# SET TASK
Check every line below for the string "CoCrMo", and copy the lines that contain it.

# INFORMATION GIVEN
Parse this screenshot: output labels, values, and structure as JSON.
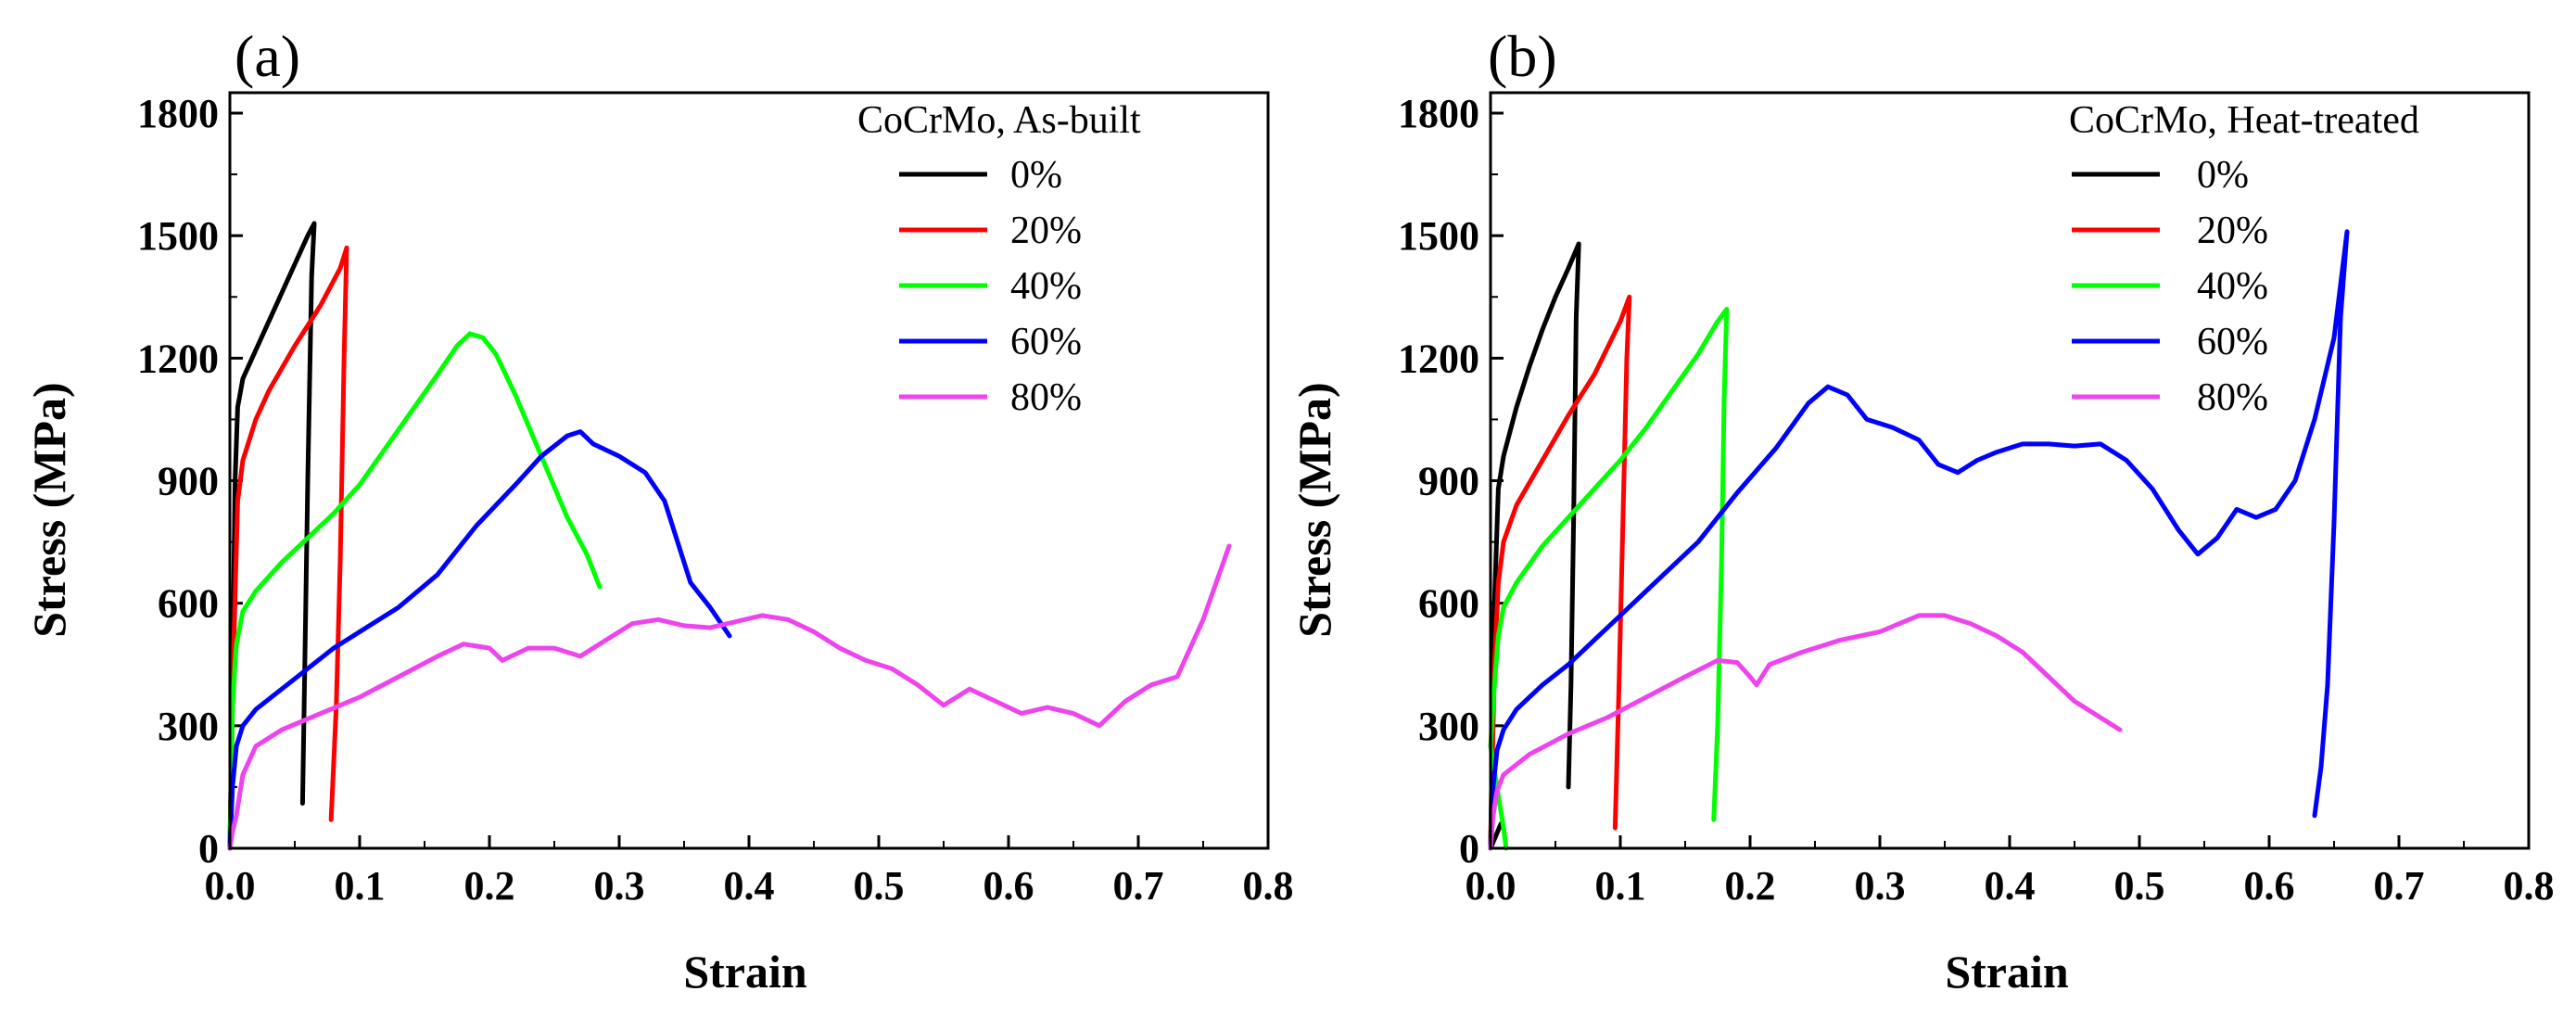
{
  "chart_data": [
    {
      "type": "line",
      "panel_label": "(a)",
      "legend_title": "CoCrMo, As-built",
      "xlabel": "Strain",
      "ylabel": "Stress (MPa)",
      "xlim": [
        0,
        0.8
      ],
      "ylim": [
        0,
        1850
      ],
      "xticks": [
        0,
        0.1,
        0.2,
        0.3,
        0.4,
        0.5,
        0.6,
        0.7,
        0.8
      ],
      "xtick_labels": [
        "0.0",
        "0.1",
        "0.2",
        "0.3",
        "0.4",
        "0.5",
        "0.6",
        "0.7",
        "0.8"
      ],
      "yticks": [
        0,
        300,
        600,
        900,
        1200,
        1500,
        1800
      ],
      "ytick_labels": [
        "0",
        "300",
        "600",
        "900",
        "1200",
        "1500",
        "1800"
      ],
      "legend_position": "top-right",
      "series": [
        {
          "name": "0%",
          "color": "#000000",
          "points": [
            [
              0.0,
              0
            ],
            [
              0.002,
              400
            ],
            [
              0.004,
              900
            ],
            [
              0.006,
              1080
            ],
            [
              0.01,
              1150
            ],
            [
              0.02,
              1220
            ],
            [
              0.03,
              1290
            ],
            [
              0.04,
              1360
            ],
            [
              0.05,
              1430
            ],
            [
              0.06,
              1500
            ],
            [
              0.065,
              1530
            ],
            [
              0.063,
              1400
            ],
            [
              0.06,
              900
            ],
            [
              0.058,
              500
            ],
            [
              0.056,
              110
            ]
          ]
        },
        {
          "name": "20%",
          "color": "#ff0000",
          "points": [
            [
              0.0,
              0
            ],
            [
              0.003,
              500
            ],
            [
              0.006,
              850
            ],
            [
              0.01,
              950
            ],
            [
              0.02,
              1050
            ],
            [
              0.03,
              1120
            ],
            [
              0.05,
              1230
            ],
            [
              0.07,
              1330
            ],
            [
              0.085,
              1420
            ],
            [
              0.09,
              1470
            ],
            [
              0.088,
              1200
            ],
            [
              0.085,
              700
            ],
            [
              0.082,
              350
            ],
            [
              0.078,
              70
            ]
          ]
        },
        {
          "name": "40%",
          "color": "#00ff00",
          "points": [
            [
              0.0,
              0
            ],
            [
              0.002,
              350
            ],
            [
              0.005,
              500
            ],
            [
              0.01,
              580
            ],
            [
              0.02,
              630
            ],
            [
              0.04,
              700
            ],
            [
              0.06,
              760
            ],
            [
              0.08,
              820
            ],
            [
              0.1,
              890
            ],
            [
              0.12,
              980
            ],
            [
              0.14,
              1070
            ],
            [
              0.16,
              1160
            ],
            [
              0.175,
              1230
            ],
            [
              0.185,
              1260
            ],
            [
              0.195,
              1250
            ],
            [
              0.205,
              1210
            ],
            [
              0.22,
              1110
            ],
            [
              0.24,
              960
            ],
            [
              0.26,
              810
            ],
            [
              0.275,
              720
            ],
            [
              0.285,
              640
            ]
          ]
        },
        {
          "name": "60%",
          "color": "#0000ff",
          "points": [
            [
              0.0,
              0
            ],
            [
              0.002,
              150
            ],
            [
              0.005,
              250
            ],
            [
              0.01,
              300
            ],
            [
              0.02,
              340
            ],
            [
              0.04,
              390
            ],
            [
              0.06,
              440
            ],
            [
              0.08,
              490
            ],
            [
              0.1,
              530
            ],
            [
              0.13,
              590
            ],
            [
              0.16,
              670
            ],
            [
              0.19,
              790
            ],
            [
              0.22,
              890
            ],
            [
              0.24,
              960
            ],
            [
              0.26,
              1010
            ],
            [
              0.27,
              1020
            ],
            [
              0.28,
              990
            ],
            [
              0.3,
              960
            ],
            [
              0.32,
              920
            ],
            [
              0.335,
              850
            ],
            [
              0.345,
              750
            ],
            [
              0.355,
              650
            ],
            [
              0.37,
              590
            ],
            [
              0.385,
              520
            ]
          ]
        },
        {
          "name": "80%",
          "color": "#ee44ee",
          "points": [
            [
              0.0,
              0
            ],
            [
              0.002,
              40
            ],
            [
              0.005,
              80
            ],
            [
              0.01,
              180
            ],
            [
              0.02,
              250
            ],
            [
              0.04,
              290
            ],
            [
              0.07,
              330
            ],
            [
              0.1,
              370
            ],
            [
              0.13,
              420
            ],
            [
              0.16,
              470
            ],
            [
              0.18,
              500
            ],
            [
              0.2,
              490
            ],
            [
              0.21,
              460
            ],
            [
              0.23,
              490
            ],
            [
              0.25,
              490
            ],
            [
              0.27,
              470
            ],
            [
              0.29,
              510
            ],
            [
              0.31,
              550
            ],
            [
              0.33,
              560
            ],
            [
              0.35,
              545
            ],
            [
              0.37,
              540
            ],
            [
              0.39,
              555
            ],
            [
              0.41,
              570
            ],
            [
              0.43,
              560
            ],
            [
              0.45,
              530
            ],
            [
              0.47,
              490
            ],
            [
              0.49,
              460
            ],
            [
              0.51,
              440
            ],
            [
              0.53,
              400
            ],
            [
              0.55,
              350
            ],
            [
              0.57,
              390
            ],
            [
              0.59,
              360
            ],
            [
              0.61,
              330
            ],
            [
              0.63,
              345
            ],
            [
              0.65,
              330
            ],
            [
              0.67,
              300
            ],
            [
              0.69,
              360
            ],
            [
              0.71,
              400
            ],
            [
              0.73,
              420
            ],
            [
              0.75,
              560
            ],
            [
              0.77,
              740
            ]
          ]
        }
      ]
    },
    {
      "type": "line",
      "panel_label": "(b)",
      "legend_title": "CoCrMo, Heat-treated",
      "xlabel": "Strain",
      "ylabel": "Stress (MPa)",
      "xlim": [
        0,
        0.8
      ],
      "ylim": [
        0,
        1850
      ],
      "xticks": [
        0,
        0.1,
        0.2,
        0.3,
        0.4,
        0.5,
        0.6,
        0.7,
        0.8
      ],
      "xtick_labels": [
        "0.0",
        "0.1",
        "0.2",
        "0.3",
        "0.4",
        "0.5",
        "0.6",
        "0.7",
        "0.8"
      ],
      "yticks": [
        0,
        300,
        600,
        900,
        1200,
        1500,
        1800
      ],
      "ytick_labels": [
        "0",
        "300",
        "600",
        "900",
        "1200",
        "1500",
        "1800"
      ],
      "legend_position": "top-right",
      "series": [
        {
          "name": "0%",
          "color": "#000000",
          "points": [
            [
              0.008,
              60
            ],
            [
              0.0,
              0
            ],
            [
              0.003,
              600
            ],
            [
              0.006,
              880
            ],
            [
              0.01,
              960
            ],
            [
              0.02,
              1080
            ],
            [
              0.03,
              1180
            ],
            [
              0.04,
              1270
            ],
            [
              0.05,
              1350
            ],
            [
              0.06,
              1420
            ],
            [
              0.068,
              1480
            ],
            [
              0.066,
              1300
            ],
            [
              0.064,
              800
            ],
            [
              0.062,
              400
            ],
            [
              0.06,
              150
            ]
          ]
        },
        {
          "name": "20%",
          "color": "#ff0000",
          "points": [
            [
              0.0,
              0
            ],
            [
              0.003,
              450
            ],
            [
              0.006,
              650
            ],
            [
              0.01,
              750
            ],
            [
              0.02,
              840
            ],
            [
              0.04,
              950
            ],
            [
              0.06,
              1060
            ],
            [
              0.08,
              1160
            ],
            [
              0.1,
              1290
            ],
            [
              0.107,
              1350
            ],
            [
              0.105,
              1200
            ],
            [
              0.102,
              800
            ],
            [
              0.099,
              400
            ],
            [
              0.096,
              50
            ]
          ]
        },
        {
          "name": "40%",
          "color": "#00ff00",
          "points": [
            [
              0.012,
              0
            ],
            [
              0.01,
              50
            ],
            [
              0.0,
              250
            ],
            [
              0.003,
              400
            ],
            [
              0.006,
              520
            ],
            [
              0.01,
              590
            ],
            [
              0.02,
              650
            ],
            [
              0.04,
              740
            ],
            [
              0.06,
              810
            ],
            [
              0.08,
              880
            ],
            [
              0.1,
              950
            ],
            [
              0.12,
              1030
            ],
            [
              0.14,
              1120
            ],
            [
              0.16,
              1210
            ],
            [
              0.175,
              1290
            ],
            [
              0.182,
              1320
            ],
            [
              0.18,
              1100
            ],
            [
              0.178,
              700
            ],
            [
              0.175,
              300
            ],
            [
              0.172,
              70
            ]
          ]
        },
        {
          "name": "60%",
          "color": "#0000ff",
          "points": [
            [
              0.0,
              0
            ],
            [
              0.002,
              150
            ],
            [
              0.005,
              240
            ],
            [
              0.01,
              290
            ],
            [
              0.02,
              340
            ],
            [
              0.04,
              400
            ],
            [
              0.06,
              450
            ],
            [
              0.08,
              510
            ],
            [
              0.1,
              570
            ],
            [
              0.13,
              660
            ],
            [
              0.16,
              750
            ],
            [
              0.19,
              870
            ],
            [
              0.22,
              980
            ],
            [
              0.245,
              1090
            ],
            [
              0.26,
              1130
            ],
            [
              0.275,
              1110
            ],
            [
              0.29,
              1050
            ],
            [
              0.31,
              1030
            ],
            [
              0.33,
              1000
            ],
            [
              0.345,
              940
            ],
            [
              0.36,
              920
            ],
            [
              0.375,
              950
            ],
            [
              0.39,
              970
            ],
            [
              0.41,
              990
            ],
            [
              0.43,
              990
            ],
            [
              0.45,
              985
            ],
            [
              0.47,
              990
            ],
            [
              0.49,
              950
            ],
            [
              0.51,
              880
            ],
            [
              0.53,
              780
            ],
            [
              0.545,
              720
            ],
            [
              0.56,
              760
            ],
            [
              0.575,
              830
            ],
            [
              0.59,
              810
            ],
            [
              0.605,
              830
            ],
            [
              0.62,
              900
            ],
            [
              0.635,
              1050
            ],
            [
              0.65,
              1250
            ],
            [
              0.66,
              1510
            ],
            [
              0.655,
              1300
            ],
            [
              0.65,
              800
            ],
            [
              0.645,
              400
            ],
            [
              0.64,
              200
            ],
            [
              0.635,
              80
            ]
          ]
        },
        {
          "name": "80%",
          "color": "#ee44ee",
          "points": [
            [
              0.0,
              0
            ],
            [
              0.002,
              80
            ],
            [
              0.005,
              140
            ],
            [
              0.01,
              180
            ],
            [
              0.03,
              230
            ],
            [
              0.06,
              280
            ],
            [
              0.09,
              320
            ],
            [
              0.12,
              370
            ],
            [
              0.15,
              420
            ],
            [
              0.175,
              460
            ],
            [
              0.19,
              455
            ],
            [
              0.2,
              420
            ],
            [
              0.205,
              400
            ],
            [
              0.215,
              450
            ],
            [
              0.24,
              480
            ],
            [
              0.27,
              510
            ],
            [
              0.3,
              530
            ],
            [
              0.33,
              570
            ],
            [
              0.35,
              570
            ],
            [
              0.37,
              550
            ],
            [
              0.39,
              520
            ],
            [
              0.41,
              480
            ],
            [
              0.43,
              420
            ],
            [
              0.45,
              360
            ],
            [
              0.47,
              320
            ],
            [
              0.485,
              290
            ]
          ]
        }
      ]
    }
  ]
}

# WORKED SOLUTION
      "legend_title": "CoCrMo, As-built",
      "legend_title": "CoCrMo, Heat-treated",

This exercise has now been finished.